>> START Material for this task

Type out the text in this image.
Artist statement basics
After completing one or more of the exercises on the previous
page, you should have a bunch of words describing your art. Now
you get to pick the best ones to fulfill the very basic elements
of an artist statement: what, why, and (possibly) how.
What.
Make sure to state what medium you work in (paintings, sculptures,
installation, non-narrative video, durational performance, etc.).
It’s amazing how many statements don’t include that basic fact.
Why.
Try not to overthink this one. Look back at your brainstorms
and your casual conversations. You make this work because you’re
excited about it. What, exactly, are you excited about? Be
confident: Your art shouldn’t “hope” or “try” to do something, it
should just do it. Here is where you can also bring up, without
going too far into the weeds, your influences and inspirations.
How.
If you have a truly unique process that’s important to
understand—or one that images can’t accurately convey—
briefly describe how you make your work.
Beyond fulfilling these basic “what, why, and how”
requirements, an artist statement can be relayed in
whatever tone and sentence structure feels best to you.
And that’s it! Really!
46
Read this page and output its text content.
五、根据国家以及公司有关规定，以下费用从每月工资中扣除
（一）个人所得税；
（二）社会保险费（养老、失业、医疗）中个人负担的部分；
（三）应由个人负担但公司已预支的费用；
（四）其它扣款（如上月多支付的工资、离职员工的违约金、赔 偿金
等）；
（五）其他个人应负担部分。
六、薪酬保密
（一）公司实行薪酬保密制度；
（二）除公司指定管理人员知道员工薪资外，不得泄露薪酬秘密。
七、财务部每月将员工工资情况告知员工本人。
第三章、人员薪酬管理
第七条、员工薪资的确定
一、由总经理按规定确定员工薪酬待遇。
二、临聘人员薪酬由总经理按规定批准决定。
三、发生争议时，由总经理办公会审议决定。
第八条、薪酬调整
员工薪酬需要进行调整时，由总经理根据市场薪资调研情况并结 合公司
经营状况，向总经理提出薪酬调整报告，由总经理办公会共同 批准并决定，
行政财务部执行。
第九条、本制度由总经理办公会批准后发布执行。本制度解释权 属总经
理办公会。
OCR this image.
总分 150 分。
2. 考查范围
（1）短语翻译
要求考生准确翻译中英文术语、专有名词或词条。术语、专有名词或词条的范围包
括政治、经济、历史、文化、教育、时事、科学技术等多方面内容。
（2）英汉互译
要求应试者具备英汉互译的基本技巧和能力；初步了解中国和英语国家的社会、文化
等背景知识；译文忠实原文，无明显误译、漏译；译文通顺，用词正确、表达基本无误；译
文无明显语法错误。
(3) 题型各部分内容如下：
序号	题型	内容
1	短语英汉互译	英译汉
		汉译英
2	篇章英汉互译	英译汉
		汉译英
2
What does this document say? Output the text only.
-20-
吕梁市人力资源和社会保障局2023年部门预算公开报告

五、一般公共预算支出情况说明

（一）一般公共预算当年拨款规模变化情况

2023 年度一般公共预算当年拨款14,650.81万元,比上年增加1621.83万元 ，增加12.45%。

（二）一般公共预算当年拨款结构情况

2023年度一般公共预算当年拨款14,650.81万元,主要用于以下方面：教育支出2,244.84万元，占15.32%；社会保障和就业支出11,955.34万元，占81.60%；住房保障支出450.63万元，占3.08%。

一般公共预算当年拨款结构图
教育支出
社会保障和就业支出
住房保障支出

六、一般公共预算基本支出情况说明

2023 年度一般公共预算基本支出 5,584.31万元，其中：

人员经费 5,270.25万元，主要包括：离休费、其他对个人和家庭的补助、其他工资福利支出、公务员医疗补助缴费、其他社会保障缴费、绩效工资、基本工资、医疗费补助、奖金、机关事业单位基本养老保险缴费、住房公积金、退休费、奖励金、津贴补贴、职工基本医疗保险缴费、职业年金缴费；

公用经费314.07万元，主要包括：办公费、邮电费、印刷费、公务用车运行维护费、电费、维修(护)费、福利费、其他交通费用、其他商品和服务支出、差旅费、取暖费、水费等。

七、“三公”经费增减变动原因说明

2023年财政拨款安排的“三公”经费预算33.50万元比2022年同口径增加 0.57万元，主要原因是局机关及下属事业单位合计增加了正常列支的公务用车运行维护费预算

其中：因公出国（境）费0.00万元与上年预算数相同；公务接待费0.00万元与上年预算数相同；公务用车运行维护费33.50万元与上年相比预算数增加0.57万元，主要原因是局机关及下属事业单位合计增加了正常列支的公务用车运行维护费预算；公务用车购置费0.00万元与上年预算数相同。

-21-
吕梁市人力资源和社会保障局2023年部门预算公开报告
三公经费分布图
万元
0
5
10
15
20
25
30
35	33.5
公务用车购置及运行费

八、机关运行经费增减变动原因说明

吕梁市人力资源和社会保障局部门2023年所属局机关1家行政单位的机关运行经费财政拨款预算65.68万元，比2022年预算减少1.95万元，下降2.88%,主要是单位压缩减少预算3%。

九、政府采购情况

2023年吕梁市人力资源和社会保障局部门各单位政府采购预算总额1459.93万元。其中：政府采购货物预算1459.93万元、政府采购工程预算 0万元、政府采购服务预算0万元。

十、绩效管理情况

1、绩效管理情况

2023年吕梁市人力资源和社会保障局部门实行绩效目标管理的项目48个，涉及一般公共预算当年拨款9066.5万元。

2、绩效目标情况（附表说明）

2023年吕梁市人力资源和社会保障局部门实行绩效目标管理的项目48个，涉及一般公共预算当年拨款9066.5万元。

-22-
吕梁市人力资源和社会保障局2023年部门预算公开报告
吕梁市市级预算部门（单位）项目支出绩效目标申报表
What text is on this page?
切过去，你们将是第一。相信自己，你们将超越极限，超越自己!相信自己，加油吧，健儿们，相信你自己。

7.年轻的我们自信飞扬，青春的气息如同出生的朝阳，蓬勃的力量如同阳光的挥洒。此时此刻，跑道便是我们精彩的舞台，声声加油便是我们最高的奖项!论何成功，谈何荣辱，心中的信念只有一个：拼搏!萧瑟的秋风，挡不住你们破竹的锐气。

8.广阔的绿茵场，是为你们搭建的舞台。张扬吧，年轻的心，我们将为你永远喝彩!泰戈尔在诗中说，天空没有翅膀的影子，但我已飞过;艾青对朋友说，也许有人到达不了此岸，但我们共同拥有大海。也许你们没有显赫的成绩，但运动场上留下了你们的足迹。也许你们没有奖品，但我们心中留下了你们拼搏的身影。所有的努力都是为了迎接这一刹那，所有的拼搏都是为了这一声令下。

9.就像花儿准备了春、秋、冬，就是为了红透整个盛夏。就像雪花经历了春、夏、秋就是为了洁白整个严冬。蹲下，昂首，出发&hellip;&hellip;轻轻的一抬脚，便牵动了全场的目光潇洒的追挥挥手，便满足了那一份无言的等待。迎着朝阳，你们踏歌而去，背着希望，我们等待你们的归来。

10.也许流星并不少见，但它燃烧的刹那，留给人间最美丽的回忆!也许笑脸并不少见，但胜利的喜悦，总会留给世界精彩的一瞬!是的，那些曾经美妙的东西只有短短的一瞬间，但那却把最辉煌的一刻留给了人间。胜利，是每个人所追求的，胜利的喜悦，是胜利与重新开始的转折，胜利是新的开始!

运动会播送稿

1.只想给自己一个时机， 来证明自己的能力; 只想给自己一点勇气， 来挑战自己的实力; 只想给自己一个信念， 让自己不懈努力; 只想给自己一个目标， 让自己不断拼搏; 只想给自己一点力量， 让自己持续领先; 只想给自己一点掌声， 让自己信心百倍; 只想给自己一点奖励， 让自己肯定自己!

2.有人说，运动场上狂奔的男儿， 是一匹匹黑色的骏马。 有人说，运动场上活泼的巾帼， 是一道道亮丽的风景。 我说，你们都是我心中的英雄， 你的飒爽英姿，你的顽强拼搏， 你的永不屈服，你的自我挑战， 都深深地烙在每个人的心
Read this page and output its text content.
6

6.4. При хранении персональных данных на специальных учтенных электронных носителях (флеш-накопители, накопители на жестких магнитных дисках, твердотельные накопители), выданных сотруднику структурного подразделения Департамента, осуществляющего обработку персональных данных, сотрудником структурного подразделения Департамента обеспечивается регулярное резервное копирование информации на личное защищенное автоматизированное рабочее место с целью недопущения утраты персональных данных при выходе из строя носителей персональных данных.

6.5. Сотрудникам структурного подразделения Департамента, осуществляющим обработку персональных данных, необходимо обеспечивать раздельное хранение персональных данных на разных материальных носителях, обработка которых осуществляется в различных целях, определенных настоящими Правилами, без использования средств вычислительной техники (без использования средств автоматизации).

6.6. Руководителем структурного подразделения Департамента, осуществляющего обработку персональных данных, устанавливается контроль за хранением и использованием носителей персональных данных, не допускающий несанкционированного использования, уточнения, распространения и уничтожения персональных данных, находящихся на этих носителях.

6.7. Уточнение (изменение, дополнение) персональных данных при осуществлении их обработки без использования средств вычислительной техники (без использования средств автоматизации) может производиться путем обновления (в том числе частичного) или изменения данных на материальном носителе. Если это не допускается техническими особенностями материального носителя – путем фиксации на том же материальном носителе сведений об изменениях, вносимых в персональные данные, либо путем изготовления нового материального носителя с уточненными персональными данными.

>> END Material for this task

Exercise brief ::
Copy down every line of the material above that includes the string "text".

Finished answer ::
Type out the text in this image.
Read this page and output its text content.
What does this document say? Output the text only.
What text is on this page?
Read this page and output its text content.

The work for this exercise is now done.